__Stored data__.
"""
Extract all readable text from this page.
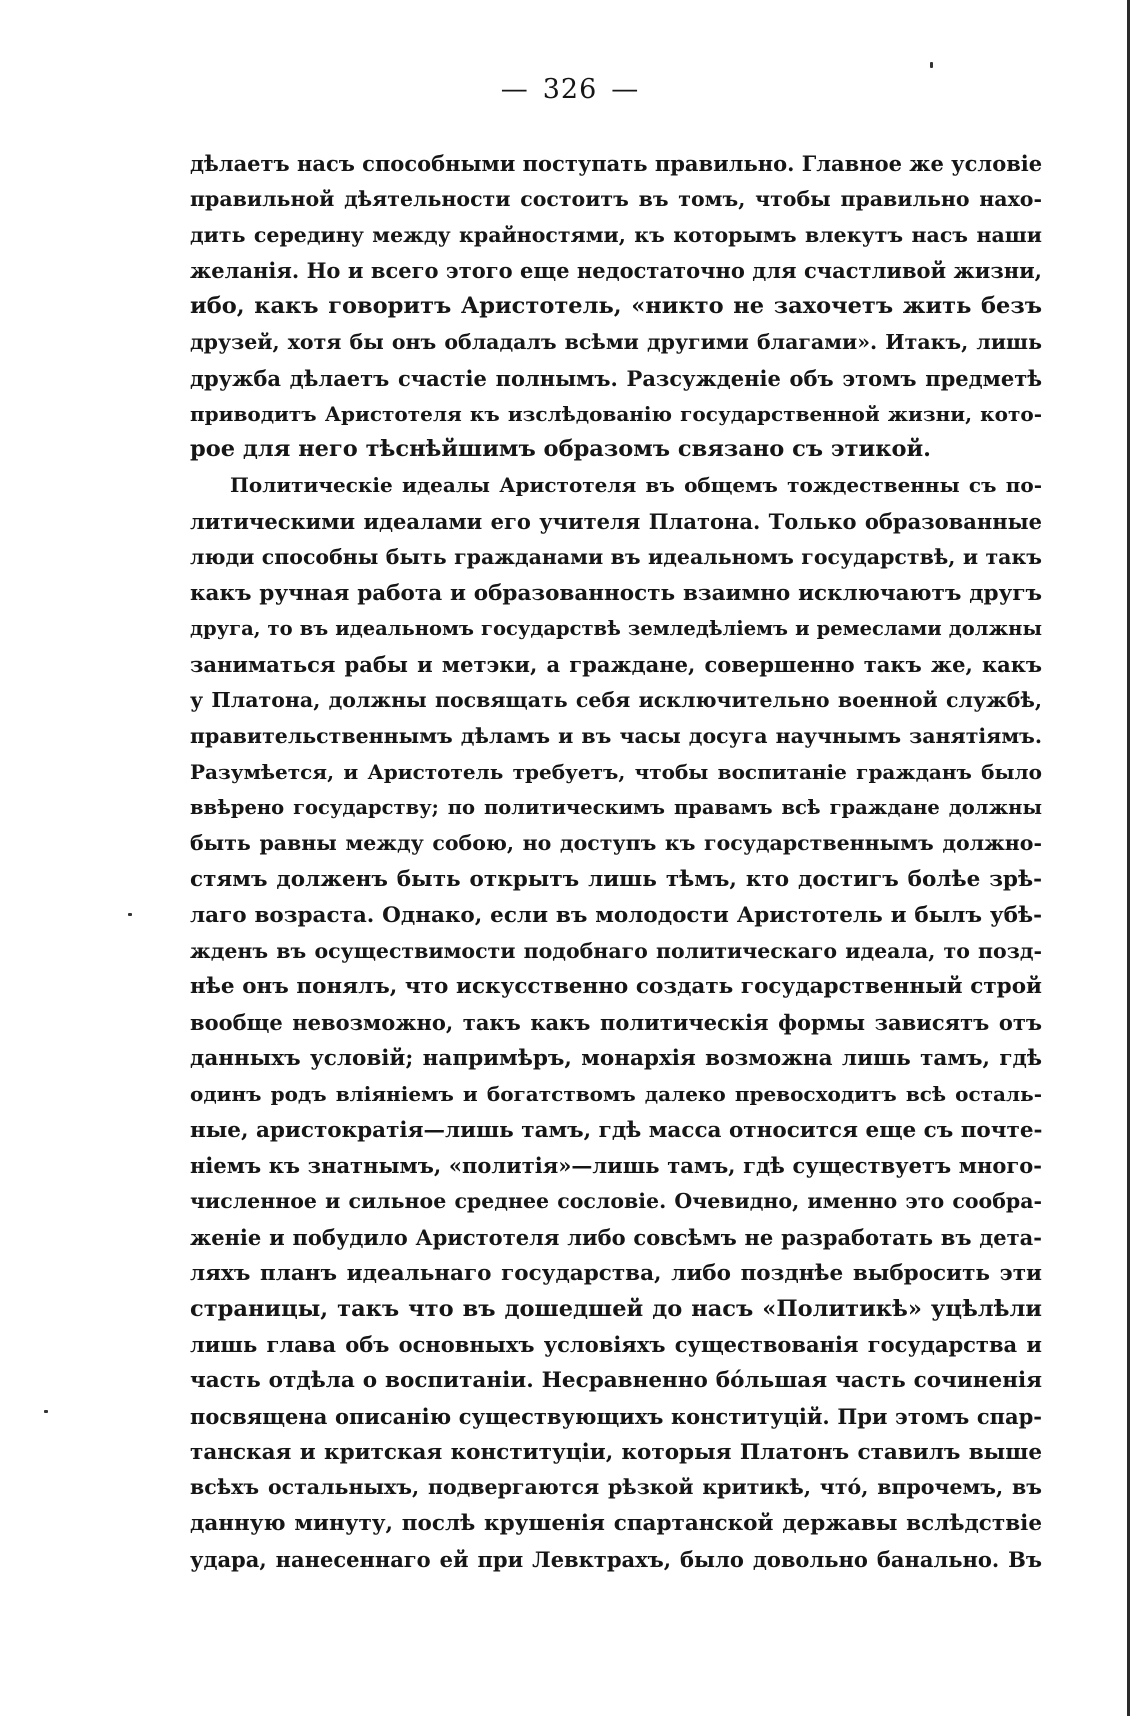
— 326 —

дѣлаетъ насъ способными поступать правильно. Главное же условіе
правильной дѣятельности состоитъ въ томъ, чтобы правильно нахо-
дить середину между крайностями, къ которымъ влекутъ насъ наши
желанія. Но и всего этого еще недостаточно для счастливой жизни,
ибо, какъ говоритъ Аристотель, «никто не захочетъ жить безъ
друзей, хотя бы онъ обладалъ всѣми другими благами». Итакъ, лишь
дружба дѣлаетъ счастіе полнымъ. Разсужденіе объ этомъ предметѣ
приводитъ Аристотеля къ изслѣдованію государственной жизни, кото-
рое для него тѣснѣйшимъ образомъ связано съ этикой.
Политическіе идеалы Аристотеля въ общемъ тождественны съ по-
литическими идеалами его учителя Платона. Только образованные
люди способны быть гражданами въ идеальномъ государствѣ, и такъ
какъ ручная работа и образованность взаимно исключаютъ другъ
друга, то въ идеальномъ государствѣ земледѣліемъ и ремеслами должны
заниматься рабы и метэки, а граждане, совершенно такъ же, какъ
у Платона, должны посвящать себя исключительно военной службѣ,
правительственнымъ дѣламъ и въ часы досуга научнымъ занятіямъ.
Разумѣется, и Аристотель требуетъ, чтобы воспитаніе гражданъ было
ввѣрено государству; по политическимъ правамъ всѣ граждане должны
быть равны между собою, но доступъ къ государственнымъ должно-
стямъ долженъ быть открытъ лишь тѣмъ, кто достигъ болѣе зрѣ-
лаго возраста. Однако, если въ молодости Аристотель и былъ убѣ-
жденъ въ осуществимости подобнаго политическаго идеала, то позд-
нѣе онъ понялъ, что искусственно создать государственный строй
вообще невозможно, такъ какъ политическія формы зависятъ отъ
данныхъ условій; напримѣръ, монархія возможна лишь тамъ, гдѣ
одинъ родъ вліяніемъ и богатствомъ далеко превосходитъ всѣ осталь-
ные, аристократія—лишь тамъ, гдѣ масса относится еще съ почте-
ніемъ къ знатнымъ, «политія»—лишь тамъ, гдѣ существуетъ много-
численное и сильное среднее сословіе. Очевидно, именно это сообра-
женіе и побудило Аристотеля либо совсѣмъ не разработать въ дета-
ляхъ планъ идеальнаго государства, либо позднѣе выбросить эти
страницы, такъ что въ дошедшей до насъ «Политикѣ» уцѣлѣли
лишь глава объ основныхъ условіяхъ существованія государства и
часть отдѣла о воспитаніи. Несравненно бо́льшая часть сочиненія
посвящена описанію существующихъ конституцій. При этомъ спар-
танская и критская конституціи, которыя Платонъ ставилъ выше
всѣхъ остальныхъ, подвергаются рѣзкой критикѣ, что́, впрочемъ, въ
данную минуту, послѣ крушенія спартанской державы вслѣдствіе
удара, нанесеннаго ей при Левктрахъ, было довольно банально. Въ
"""
__Direction__.
Without including any picture, repeat the data exactly.

__Correct answer__.
Extract all readable text from this page.
— 326 —

дѣлаетъ насъ способными поступать правильно. Главное же условіе
правильной дѣятельности состоитъ въ томъ, чтобы правильно нахо-
дить середину между крайностями, къ которымъ влекутъ насъ наши
желанія. Но и всего этого еще недостаточно для счастливой жизни,
ибо, какъ говоритъ Аристотель, «никто не захочетъ жить безъ
друзей, хотя бы онъ обладалъ всѣми другими благами». Итакъ, лишь
дружба дѣлаетъ счастіе полнымъ. Разсужденіе объ этомъ предметѣ
приводитъ Аристотеля къ изслѣдованію государственной жизни, кото-
рое для него тѣснѣйшимъ образомъ связано съ этикой.
Политическіе идеалы Аристотеля въ общемъ тождественны съ по-
литическими идеалами его учителя Платона. Только образованные
люди способны быть гражданами въ идеальномъ государствѣ, и такъ
какъ ручная работа и образованность взаимно исключаютъ другъ
друга, то въ идеальномъ государствѣ земледѣліемъ и ремеслами должны
заниматься рабы и метэки, а граждане, совершенно такъ же, какъ
у Платона, должны посвящать себя исключительно военной службѣ,
правительственнымъ дѣламъ и въ часы досуга научнымъ занятіямъ.
Разумѣется, и Аристотель требуетъ, чтобы воспитаніе гражданъ было
ввѣрено государству; по политическимъ правамъ всѣ граждане должны
быть равны между собою, но доступъ къ государственнымъ должно-
стямъ долженъ быть открытъ лишь тѣмъ, кто достигъ болѣе зрѣ-
лаго возраста. Однако, если въ молодости Аристотель и былъ убѣ-
жденъ въ осуществимости подобнаго политическаго идеала, то позд-
нѣе онъ понялъ, что искусственно создать государственный строй
вообще невозможно, такъ какъ политическія формы зависятъ отъ
данныхъ условій; напримѣръ, монархія возможна лишь тамъ, гдѣ
одинъ родъ вліяніемъ и богатствомъ далеко превосходитъ всѣ осталь-
ные, аристократія—лишь тамъ, гдѣ масса относится еще съ почте-
ніемъ къ знатнымъ, «политія»—лишь тамъ, гдѣ существуетъ много-
численное и сильное среднее сословіе. Очевидно, именно это сообра-
женіе и побудило Аристотеля либо совсѣмъ не разработать въ дета-
ляхъ планъ идеальнаго государства, либо позднѣе выбросить эти
страницы, такъ что въ дошедшей до насъ «Политикѣ» уцѣлѣли
лишь глава объ основныхъ условіяхъ существованія государства и
часть отдѣла о воспитаніи. Несравненно бо́льшая часть сочиненія
посвящена описанію существующихъ конституцій. При этомъ спар-
танская и критская конституціи, которыя Платонъ ставилъ выше
всѣхъ остальныхъ, подвергаются рѣзкой критикѣ, что́, впрочемъ, въ
данную минуту, послѣ крушенія спартанской державы вслѣдствіе
удара, нанесеннаго ей при Левктрахъ, было довольно банально. Въ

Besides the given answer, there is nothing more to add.